**Exercise**
Collect each line holding the string "this".

**Provided records**

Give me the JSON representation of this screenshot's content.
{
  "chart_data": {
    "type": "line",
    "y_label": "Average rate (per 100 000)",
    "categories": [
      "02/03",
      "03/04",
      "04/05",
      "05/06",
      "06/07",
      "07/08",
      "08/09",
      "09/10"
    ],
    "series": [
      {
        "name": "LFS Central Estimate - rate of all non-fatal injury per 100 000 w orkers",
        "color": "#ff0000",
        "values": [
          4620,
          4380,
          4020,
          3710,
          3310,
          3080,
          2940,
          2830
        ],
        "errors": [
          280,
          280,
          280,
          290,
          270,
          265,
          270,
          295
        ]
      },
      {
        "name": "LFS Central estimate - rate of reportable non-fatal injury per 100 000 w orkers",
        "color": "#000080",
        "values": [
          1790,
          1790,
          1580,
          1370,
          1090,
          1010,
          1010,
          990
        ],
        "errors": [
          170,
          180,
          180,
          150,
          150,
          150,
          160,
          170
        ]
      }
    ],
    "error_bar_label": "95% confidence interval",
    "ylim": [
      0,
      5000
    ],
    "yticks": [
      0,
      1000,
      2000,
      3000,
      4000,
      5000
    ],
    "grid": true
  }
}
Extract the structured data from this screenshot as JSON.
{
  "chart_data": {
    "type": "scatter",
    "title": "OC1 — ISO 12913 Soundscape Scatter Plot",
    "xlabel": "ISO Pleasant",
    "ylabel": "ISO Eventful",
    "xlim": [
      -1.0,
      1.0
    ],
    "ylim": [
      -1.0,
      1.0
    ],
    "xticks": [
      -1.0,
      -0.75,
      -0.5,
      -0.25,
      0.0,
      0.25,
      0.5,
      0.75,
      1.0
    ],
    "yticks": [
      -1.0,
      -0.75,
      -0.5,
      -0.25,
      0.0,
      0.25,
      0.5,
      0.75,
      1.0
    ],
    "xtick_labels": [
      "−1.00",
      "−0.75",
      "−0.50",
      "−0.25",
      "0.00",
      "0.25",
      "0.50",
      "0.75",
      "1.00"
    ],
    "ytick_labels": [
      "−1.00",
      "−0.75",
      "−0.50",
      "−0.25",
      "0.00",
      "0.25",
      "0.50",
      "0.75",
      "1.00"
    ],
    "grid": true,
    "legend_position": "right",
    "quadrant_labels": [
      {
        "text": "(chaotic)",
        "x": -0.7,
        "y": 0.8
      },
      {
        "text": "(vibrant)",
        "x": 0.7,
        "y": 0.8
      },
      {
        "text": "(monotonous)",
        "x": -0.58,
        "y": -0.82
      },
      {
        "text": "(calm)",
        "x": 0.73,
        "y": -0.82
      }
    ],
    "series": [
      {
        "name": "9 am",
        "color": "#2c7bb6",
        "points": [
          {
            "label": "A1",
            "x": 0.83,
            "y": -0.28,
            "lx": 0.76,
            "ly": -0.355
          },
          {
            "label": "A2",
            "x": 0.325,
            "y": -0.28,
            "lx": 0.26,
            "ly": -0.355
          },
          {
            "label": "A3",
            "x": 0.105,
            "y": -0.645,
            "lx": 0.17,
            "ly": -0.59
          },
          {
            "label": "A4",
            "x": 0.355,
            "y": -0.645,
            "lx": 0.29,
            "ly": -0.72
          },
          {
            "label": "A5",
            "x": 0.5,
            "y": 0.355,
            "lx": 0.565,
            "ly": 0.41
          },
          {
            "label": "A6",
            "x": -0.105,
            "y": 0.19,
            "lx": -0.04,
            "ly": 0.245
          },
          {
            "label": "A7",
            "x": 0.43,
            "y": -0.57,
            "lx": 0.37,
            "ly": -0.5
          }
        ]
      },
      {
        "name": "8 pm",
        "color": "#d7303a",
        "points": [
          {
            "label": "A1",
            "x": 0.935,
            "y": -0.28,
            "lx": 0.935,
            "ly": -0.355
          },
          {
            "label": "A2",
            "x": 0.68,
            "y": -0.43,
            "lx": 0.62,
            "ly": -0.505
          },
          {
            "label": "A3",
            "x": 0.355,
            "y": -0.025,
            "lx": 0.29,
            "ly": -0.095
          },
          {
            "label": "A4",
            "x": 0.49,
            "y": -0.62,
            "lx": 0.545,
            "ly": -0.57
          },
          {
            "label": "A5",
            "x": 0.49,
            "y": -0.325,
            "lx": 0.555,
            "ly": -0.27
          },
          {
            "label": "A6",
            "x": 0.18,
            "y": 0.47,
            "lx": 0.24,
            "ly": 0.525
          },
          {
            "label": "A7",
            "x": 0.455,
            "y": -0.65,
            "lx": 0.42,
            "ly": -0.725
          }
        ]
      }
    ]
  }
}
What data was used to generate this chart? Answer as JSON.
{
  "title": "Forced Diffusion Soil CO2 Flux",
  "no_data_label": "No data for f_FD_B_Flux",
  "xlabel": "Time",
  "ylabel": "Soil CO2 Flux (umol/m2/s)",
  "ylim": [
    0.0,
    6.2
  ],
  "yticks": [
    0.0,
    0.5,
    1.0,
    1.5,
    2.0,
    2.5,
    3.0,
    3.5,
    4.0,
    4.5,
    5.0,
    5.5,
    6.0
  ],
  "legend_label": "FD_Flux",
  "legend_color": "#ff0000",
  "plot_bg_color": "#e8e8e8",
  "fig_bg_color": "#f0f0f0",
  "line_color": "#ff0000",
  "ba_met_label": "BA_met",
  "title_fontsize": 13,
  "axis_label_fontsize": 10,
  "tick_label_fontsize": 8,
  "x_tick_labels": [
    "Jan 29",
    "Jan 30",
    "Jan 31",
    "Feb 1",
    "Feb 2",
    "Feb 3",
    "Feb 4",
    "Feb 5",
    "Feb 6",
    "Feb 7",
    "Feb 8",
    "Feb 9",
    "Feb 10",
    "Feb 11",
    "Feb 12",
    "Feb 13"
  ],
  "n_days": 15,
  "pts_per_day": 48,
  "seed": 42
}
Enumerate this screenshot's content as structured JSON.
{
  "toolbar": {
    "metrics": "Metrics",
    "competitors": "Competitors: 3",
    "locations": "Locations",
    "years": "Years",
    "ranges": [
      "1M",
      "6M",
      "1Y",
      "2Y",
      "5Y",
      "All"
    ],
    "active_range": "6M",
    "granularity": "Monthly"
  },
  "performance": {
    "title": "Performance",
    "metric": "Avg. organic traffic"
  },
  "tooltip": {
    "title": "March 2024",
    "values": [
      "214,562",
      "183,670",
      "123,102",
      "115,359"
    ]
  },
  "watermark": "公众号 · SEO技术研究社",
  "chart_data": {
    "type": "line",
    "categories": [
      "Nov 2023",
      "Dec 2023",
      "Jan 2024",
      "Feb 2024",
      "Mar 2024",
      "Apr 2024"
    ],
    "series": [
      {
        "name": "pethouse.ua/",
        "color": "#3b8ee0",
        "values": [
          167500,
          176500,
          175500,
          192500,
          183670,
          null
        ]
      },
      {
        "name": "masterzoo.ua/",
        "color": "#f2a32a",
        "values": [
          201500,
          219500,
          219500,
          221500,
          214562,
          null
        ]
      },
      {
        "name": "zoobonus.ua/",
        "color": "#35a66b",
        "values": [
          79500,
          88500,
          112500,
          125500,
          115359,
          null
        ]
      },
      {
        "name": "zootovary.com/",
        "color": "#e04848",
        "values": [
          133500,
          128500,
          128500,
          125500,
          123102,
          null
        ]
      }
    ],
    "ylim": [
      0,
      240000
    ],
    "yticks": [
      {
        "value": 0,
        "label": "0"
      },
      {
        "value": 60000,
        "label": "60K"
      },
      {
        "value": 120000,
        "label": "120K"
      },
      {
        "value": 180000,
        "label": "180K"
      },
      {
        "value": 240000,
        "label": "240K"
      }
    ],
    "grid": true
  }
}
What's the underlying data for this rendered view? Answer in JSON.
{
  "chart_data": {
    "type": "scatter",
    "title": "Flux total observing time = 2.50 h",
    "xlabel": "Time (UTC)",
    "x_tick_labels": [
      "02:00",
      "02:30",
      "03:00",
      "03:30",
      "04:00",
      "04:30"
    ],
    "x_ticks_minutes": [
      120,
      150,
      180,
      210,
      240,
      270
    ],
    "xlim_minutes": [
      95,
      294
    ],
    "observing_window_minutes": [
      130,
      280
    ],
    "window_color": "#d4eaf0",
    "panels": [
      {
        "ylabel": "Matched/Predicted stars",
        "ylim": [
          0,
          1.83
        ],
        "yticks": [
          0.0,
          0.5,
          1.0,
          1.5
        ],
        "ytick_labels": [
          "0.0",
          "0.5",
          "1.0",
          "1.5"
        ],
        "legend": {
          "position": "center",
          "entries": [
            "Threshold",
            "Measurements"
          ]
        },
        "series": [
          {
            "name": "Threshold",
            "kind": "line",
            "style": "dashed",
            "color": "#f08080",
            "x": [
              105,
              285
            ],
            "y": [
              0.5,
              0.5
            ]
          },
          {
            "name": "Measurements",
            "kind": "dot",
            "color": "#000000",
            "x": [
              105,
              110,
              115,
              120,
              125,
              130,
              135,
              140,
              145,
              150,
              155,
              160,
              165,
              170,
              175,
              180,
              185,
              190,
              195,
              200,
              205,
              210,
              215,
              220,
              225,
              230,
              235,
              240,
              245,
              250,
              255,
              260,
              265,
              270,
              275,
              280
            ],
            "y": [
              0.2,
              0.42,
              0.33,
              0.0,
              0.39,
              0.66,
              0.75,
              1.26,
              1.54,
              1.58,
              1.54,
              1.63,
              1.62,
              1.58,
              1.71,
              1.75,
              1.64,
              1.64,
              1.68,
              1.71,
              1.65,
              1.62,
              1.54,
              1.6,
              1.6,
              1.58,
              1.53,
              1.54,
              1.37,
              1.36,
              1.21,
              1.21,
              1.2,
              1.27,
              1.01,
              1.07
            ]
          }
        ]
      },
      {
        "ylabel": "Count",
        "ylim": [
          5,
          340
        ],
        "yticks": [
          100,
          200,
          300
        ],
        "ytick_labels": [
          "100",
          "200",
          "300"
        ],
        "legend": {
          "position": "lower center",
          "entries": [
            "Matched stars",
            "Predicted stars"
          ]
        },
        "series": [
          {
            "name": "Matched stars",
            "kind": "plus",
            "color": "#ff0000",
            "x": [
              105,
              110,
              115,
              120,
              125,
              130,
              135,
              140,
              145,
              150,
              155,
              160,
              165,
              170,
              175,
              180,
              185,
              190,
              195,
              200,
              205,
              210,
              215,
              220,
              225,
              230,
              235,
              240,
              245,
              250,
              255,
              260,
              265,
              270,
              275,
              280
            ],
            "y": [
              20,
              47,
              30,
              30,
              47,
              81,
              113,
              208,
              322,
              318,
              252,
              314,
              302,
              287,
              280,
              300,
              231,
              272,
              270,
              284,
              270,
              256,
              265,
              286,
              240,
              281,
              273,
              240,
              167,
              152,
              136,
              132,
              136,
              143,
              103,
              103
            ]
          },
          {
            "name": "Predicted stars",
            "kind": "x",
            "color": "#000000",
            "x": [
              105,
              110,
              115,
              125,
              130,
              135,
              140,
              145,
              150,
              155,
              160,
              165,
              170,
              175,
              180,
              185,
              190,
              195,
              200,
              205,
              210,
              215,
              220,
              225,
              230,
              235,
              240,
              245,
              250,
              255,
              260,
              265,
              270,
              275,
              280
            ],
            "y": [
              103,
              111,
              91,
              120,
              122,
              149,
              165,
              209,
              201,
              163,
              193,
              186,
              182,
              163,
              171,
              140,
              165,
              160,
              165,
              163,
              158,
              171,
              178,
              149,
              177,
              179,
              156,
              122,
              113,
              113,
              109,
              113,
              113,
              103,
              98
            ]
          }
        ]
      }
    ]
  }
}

**Exercise solution**
Give me the JSON representation of this screenshot's content.
Extract the structured data from this screenshot as JSON.
What data was used to generate this chart? Answer as JSON.
Enumerate this screenshot's content as structured JSON.
What's the underlying data for this rendered view? Answer in JSON.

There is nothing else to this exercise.